Work to be completed:
Can you retype every record below exactly as written?

::::::

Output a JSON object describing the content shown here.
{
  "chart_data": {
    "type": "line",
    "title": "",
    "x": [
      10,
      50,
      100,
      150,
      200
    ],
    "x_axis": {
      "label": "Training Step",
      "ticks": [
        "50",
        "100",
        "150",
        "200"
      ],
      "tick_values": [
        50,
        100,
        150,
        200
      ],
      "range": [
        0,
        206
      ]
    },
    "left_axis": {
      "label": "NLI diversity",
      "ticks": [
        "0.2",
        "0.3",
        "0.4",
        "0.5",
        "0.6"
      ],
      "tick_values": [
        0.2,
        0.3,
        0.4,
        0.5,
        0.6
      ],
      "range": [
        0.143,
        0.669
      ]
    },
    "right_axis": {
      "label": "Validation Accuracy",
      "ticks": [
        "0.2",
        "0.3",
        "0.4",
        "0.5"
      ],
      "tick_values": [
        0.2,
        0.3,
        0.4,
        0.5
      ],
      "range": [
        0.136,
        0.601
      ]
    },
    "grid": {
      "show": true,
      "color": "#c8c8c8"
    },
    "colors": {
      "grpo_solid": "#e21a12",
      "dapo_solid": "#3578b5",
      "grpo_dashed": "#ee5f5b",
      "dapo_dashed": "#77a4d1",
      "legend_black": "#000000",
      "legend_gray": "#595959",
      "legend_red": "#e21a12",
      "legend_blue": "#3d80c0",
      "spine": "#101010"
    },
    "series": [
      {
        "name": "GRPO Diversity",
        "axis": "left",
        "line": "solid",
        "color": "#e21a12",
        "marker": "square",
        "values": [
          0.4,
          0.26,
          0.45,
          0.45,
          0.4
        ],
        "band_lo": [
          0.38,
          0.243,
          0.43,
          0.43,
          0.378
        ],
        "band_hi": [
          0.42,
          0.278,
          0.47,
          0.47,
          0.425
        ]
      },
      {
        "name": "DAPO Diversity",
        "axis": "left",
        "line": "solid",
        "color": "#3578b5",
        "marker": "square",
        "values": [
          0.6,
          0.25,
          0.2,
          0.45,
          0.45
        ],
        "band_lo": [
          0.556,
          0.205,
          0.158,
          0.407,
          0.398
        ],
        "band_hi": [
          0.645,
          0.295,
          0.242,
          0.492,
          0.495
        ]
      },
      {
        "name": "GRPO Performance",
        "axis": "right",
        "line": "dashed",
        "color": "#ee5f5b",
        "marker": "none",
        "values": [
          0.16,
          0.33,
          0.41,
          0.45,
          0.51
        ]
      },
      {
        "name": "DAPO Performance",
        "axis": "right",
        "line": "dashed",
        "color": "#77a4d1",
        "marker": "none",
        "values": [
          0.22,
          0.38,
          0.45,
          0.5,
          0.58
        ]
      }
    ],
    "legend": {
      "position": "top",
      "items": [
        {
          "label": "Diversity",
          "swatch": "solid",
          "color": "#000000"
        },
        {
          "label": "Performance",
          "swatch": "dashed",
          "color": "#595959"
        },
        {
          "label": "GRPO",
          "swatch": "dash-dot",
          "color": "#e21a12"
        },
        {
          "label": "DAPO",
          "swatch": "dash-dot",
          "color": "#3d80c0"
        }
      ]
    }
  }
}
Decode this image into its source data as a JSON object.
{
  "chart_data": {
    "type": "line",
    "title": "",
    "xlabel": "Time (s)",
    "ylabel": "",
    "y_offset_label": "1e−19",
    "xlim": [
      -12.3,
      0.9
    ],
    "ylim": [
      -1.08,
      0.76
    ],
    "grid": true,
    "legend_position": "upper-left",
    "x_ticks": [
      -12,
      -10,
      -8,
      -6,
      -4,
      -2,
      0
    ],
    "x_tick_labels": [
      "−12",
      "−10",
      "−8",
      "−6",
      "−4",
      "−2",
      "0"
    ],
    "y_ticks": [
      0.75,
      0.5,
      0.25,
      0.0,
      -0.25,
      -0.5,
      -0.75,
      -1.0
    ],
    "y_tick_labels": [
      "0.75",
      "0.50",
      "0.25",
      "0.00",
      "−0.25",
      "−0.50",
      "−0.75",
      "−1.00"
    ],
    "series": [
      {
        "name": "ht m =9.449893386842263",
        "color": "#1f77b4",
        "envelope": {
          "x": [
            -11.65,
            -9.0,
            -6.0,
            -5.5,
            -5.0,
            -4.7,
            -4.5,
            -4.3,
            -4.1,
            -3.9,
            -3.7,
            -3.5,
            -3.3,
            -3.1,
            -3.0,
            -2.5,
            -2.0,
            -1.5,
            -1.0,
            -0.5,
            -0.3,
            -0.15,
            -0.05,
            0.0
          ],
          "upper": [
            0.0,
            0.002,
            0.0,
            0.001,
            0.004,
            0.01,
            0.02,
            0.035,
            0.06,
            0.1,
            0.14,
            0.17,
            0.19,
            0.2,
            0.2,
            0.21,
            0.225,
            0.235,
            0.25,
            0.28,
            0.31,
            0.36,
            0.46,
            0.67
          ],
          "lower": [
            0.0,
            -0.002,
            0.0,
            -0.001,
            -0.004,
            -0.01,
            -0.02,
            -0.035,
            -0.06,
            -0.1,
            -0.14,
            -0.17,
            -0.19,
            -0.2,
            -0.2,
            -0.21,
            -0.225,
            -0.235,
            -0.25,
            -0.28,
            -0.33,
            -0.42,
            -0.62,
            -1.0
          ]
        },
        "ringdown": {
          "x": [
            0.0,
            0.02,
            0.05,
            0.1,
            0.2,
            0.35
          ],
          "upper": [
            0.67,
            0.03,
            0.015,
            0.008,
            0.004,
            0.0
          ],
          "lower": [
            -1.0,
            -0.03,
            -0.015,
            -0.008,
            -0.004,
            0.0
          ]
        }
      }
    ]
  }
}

::::::

Task answer:
Output a JSON object describing the content shown here.
{
  "chart_data": {
    "type": "line",
    "title": "",
    "x": [
      10,
      50,
      100,
      150,
      200
    ],
    "x_axis": {
      "label": "Training Step",
      "ticks": [
        "50",
        "100",
        "150",
        "200"
      ],
      "tick_values": [
        50,
        100,
        150,
        200
      ],
      "range": [
        0,
        206
      ]
    },
    "left_axis": {
      "label": "NLI diversity",
      "ticks": [
        "0.2",
        "0.3",
        "0.4",
        "0.5",
        "0.6"
      ],
      "tick_values": [
        0.2,
        0.3,
        0.4,
        0.5,
        0.6
      ],
      "range": [
        0.143,
        0.669
      ]
    },
    "right_axis": {
      "label": "Validation Accuracy",
      "ticks": [
        "0.2",
        "0.3",
        "0.4",
        "0.5"
      ],
      "tick_values": [
        0.2,
        0.3,
        0.4,
        0.5
      ],
      "range": [
        0.136,
        0.601
      ]
    },
    "grid": {
      "show": true,
      "color": "#c8c8c8"
    },
    "colors": {
      "grpo_solid": "#e21a12",
      "dapo_solid": "#3578b5",
      "grpo_dashed": "#ee5f5b",
      "dapo_dashed": "#77a4d1",
      "legend_black": "#000000",
      "legend_gray": "#595959",
      "legend_red": "#e21a12",
      "legend_blue": "#3d80c0",
      "spine": "#101010"
    },
    "series": [
      {
        "name": "GRPO Diversity",
        "axis": "left",
        "line": "solid",
        "color": "#e21a12",
        "marker": "square",
        "values": [
          0.4,
          0.26,
          0.45,
          0.45,
          0.4
        ],
        "band_lo": [
          0.38,
          0.243,
          0.43,
          0.43,
          0.378
        ],
        "band_hi": [
          0.42,
          0.278,
          0.47,
          0.47,
          0.425
        ]
      },
      {
        "name": "DAPO Diversity",
        "axis": "left",
        "line": "solid",
        "color": "#3578b5",
        "marker": "square",
        "values": [
          0.6,
          0.25,
          0.2,
          0.45,
          0.45
        ],
        "band_lo": [
          0.556,
          0.205,
          0.158,
          0.407,
          0.398
        ],
        "band_hi": [
          0.645,
          0.295,
          0.242,
          0.492,
          0.495
        ]
      },
      {
        "name": "GRPO Performance",
        "axis": "right",
        "line": "dashed",
        "color": "#ee5f5b",
        "marker": "none",
        "values": [
          0.16,
          0.33,
          0.41,
          0.45,
          0.51
        ]
      },
      {
        "name": "DAPO Performance",
        "axis": "right",
        "line": "dashed",
        "color": "#77a4d1",
        "marker": "none",
        "values": [
          0.22,
          0.38,
          0.45,
          0.5,
          0.58
        ]
      }
    ],
    "legend": {
      "position": "top",
      "items": [
        {
          "label": "Diversity",
          "swatch": "solid",
          "color": "#000000"
        },
        {
          "label": "Performance",
          "swatch": "dashed",
          "color": "#595959"
        },
        {
          "label": "GRPO",
          "swatch": "dash-dot",
          "color": "#e21a12"
        },
        {
          "label": "DAPO",
          "swatch": "dash-dot",
          "color": "#3d80c0"
        }
      ]
    }
  }
}
Decode this image into its source data as a JSON object.
{
  "chart_data": {
    "type": "line",
    "title": "",
    "xlabel": "Time (s)",
    "ylabel": "",
    "y_offset_label": "1e−19",
    "xlim": [
      -12.3,
      0.9
    ],
    "ylim": [
      -1.08,
      0.76
    ],
    "grid": true,
    "legend_position": "upper-left",
    "x_ticks": [
      -12,
      -10,
      -8,
      -6,
      -4,
      -2,
      0
    ],
    "x_tick_labels": [
      "−12",
      "−10",
      "−8",
      "−6",
      "−4",
      "−2",
      "0"
    ],
    "y_ticks": [
      0.75,
      0.5,
      0.25,
      0.0,
      -0.25,
      -0.5,
      -0.75,
      -1.0
    ],
    "y_tick_labels": [
      "0.75",
      "0.50",
      "0.25",
      "0.00",
      "−0.25",
      "−0.50",
      "−0.75",
      "−1.00"
    ],
    "series": [
      {
        "name": "ht m =9.449893386842263",
        "color": "#1f77b4",
        "envelope": {
          "x": [
            -11.65,
            -9.0,
            -6.0,
            -5.5,
            -5.0,
            -4.7,
            -4.5,
            -4.3,
            -4.1,
            -3.9,
            -3.7,
            -3.5,
            -3.3,
            -3.1,
            -3.0,
            -2.5,
            -2.0,
            -1.5,
            -1.0,
            -0.5,
            -0.3,
            -0.15,
            -0.05,
            0.0
          ],
          "upper": [
            0.0,
            0.002,
            0.0,
            0.001,
            0.004,
            0.01,
            0.02,
            0.035,
            0.06,
            0.1,
            0.14,
            0.17,
            0.19,
            0.2,
            0.2,
            0.21,
            0.225,
            0.235,
            0.25,
            0.28,
            0.31,
            0.36,
            0.46,
            0.67
          ],
          "lower": [
            0.0,
            -0.002,
            0.0,
            -0.001,
            -0.004,
            -0.01,
            -0.02,
            -0.035,
            -0.06,
            -0.1,
            -0.14,
            -0.17,
            -0.19,
            -0.2,
            -0.2,
            -0.21,
            -0.225,
            -0.235,
            -0.25,
            -0.28,
            -0.33,
            -0.42,
            -0.62,
            -1.0
          ]
        },
        "ringdown": {
          "x": [
            0.0,
            0.02,
            0.05,
            0.1,
            0.2,
            0.35
          ],
          "upper": [
            0.67,
            0.03,
            0.015,
            0.008,
            0.004,
            0.0
          ],
          "lower": [
            -1.0,
            -0.03,
            -0.015,
            -0.008,
            -0.004,
            0.0
          ]
        }
      }
    ]
  }
}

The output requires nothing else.